(Stored records)

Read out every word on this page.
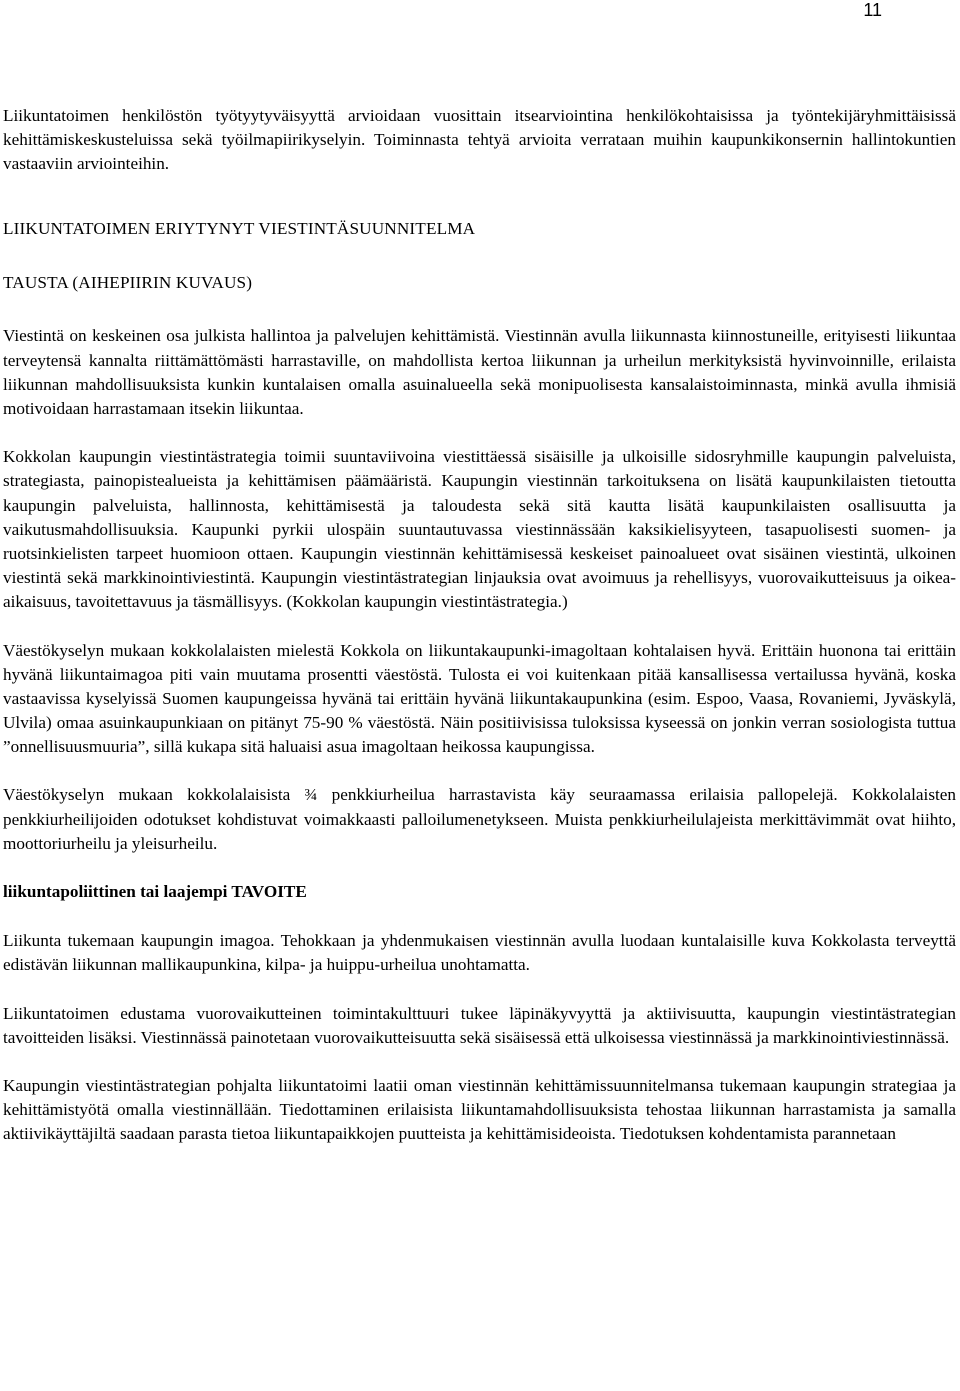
11

Liikuntatoimen henkilöstön työtyytyväisyyttä arvioidaan vuosittain itsearviointina henkilökohtaisissa ja työntekijäryhmittäisissä kehittämiskeskusteluissa sekä työilmapiirikyselyin. Toiminnasta tehtyä arvioita verrataan muihin kaupunkikonsernin hallintokuntien vastaaviin arviointeihin.

LIIKUNTATOIMEN ERIYTYNYT VIESTINTÄSUUNNITELMA
TAUSTA (AIHEPIIRIN KUVAUS)

Viestintä on keskeinen osa julkista hallintoa ja palvelujen kehittämistä. Viestinnän avulla liikunnasta kiinnostuneille, erityisesti liikuntaa terveytensä kannalta riittämättömästi harrastaville, on mahdollista kertoa liikunnan ja urheilun merkityksistä hyvinvoinnille, erilaista liikunnan mahdollisuuksista kunkin kuntalaisen omalla asuinalueella sekä monipuolisesta kansalaistoiminnasta, minkä avulla ihmisiä motivoidaan harrastamaan itsekin liikuntaa.

Kokkolan kaupungin viestintästrategia toimii suuntaviivoina viestittäessä sisäisille ja ulkoisille sidosryhmille kaupungin palveluista, strategiasta, painopistealueista ja kehittämisen päämääristä. Kaupungin viestinnän tarkoituksena on lisätä kaupunkilaisten tietoutta kaupungin palveluista, hallinnosta, kehittämisestä ja taloudesta sekä sitä kautta lisätä kaupunkilaisten osallisuutta ja vaikutusmahdollisuuksia. Kaupunki pyrkii ulospäin suuntautuvassa viestinnässään kaksikielisyyteen, tasapuolisesti suomen- ja ruotsinkielisten tarpeet huomioon ottaen. Kaupungin viestinnän kehittämisessä keskeiset painoalueet ovat sisäinen viestintä, ulkoinen viestintä sekä markkinointiviestintä. Kaupungin viestintästrategian linjauksia ovat avoimuus ja rehellisyys, vuorovaikutteisuus ja oikea-aikaisuus, tavoitettavuus ja täsmällisyys. (Kokkolan kaupungin viestintästrategia.)

Väestökyselyn mukaan kokkolalaisten mielestä Kokkola on liikuntakaupunki-imagoltaan kohtalaisen hyvä. Erittäin huonona tai erittäin hyvänä liikuntaimagoa piti vain muutama prosentti väestöstä. Tulosta ei voi kuitenkaan pitää kansallisessa vertailussa hyvänä, koska vastaavissa kyselyissä Suomen kaupungeissa hyvänä tai erittäin hyvänä liikuntakaupunkina (esim. Espoo, Vaasa, Rovaniemi, Jyväskylä, Ulvila) omaa asuinkaupunkiaan on pitänyt 75-90 % väestöstä. Näin positiivisissa tuloksissa kyseessä on jonkin verran sosiologista tuttua ”onnellisuusmuuria”, sillä kukapa sitä haluaisi asua imagoltaan heikossa kaupungissa.

Väestökyselyn mukaan kokkolalaisista ¾ penkkiurheilua harrastavista käy seuraamassa erilaisia pallopelejä. Kokkolalaisten penkkiurheilijoiden odotukset kohdistuvat voimakkaasti palloilumenetykseen. Muista penkkiurheilulajeista merkittävimmät ovat hiihto, moottoriurheilu ja yleisurheilu.

liikuntapoliittinen tai laajempi TAVOITE

Liikunta tukemaan kaupungin imagoa. Tehokkaan ja yhdenmukaisen viestinnän avulla luodaan kuntalaisille kuva Kokkolasta terveyttä edistävän liikunnan mallikaupunkina, kilpa- ja huippu-urheilua unohtamatta.

Liikuntatoimen edustama vuorovaikutteinen toimintakulttuuri tukee läpinäkyvyyttä ja aktiivisuutta, kaupungin viestintästrategian tavoitteiden lisäksi. Viestinnässä painotetaan vuorovaikutteisuutta sekä sisäisessä että ulkoisessa viestinnässä ja markkinointiviestinnässä.

Kaupungin viestintästrategian pohjalta liikuntatoimi laatii oman viestinnän kehittämissuunnitelmansa tukemaan kaupungin strategiaa ja kehittämistyötä omalla viestinnällään. Tiedottaminen erilaisista liikuntamahdollisuuksista tehostaa liikunnan harrastamista ja samalla aktiivikäyttäjiltä saadaan parasta tietoa liikuntapaikkojen puutteista ja kehittämisideoista. Tiedotuksen kohdentamista parannetaan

# PROBLEM REQUIREMENTS:
Find the lines containing "tukemaan" and pull them out.

# RESULT OF THE EXERCISE:
Liikunta tukemaan kaupungin imagoa. Tehokkaan ja yhdenmukaisen viestinnän avulla luodaan kuntalaisille kuva Kokkolasta terveyttä edistävän liikunnan mallikaupunkina, kilpa- ja huippu-urheilua unohtamatta.
Kaupungin viestintästrategian pohjalta liikuntatoimi laatii oman viestinnän kehittämissuunnitelmansa tukemaan kaupungin strategiaa ja kehittämistyötä omalla viestinnällään. Tiedottaminen erilaisista liikuntamahdollisuuksista tehostaa liikunnan harrastamista ja samalla aktiivikäyttäjiltä saadaan parasta tietoa liikuntapaikkojen puutteista ja kehittämisideoista. Tiedotuksen kohdentamista parannetaan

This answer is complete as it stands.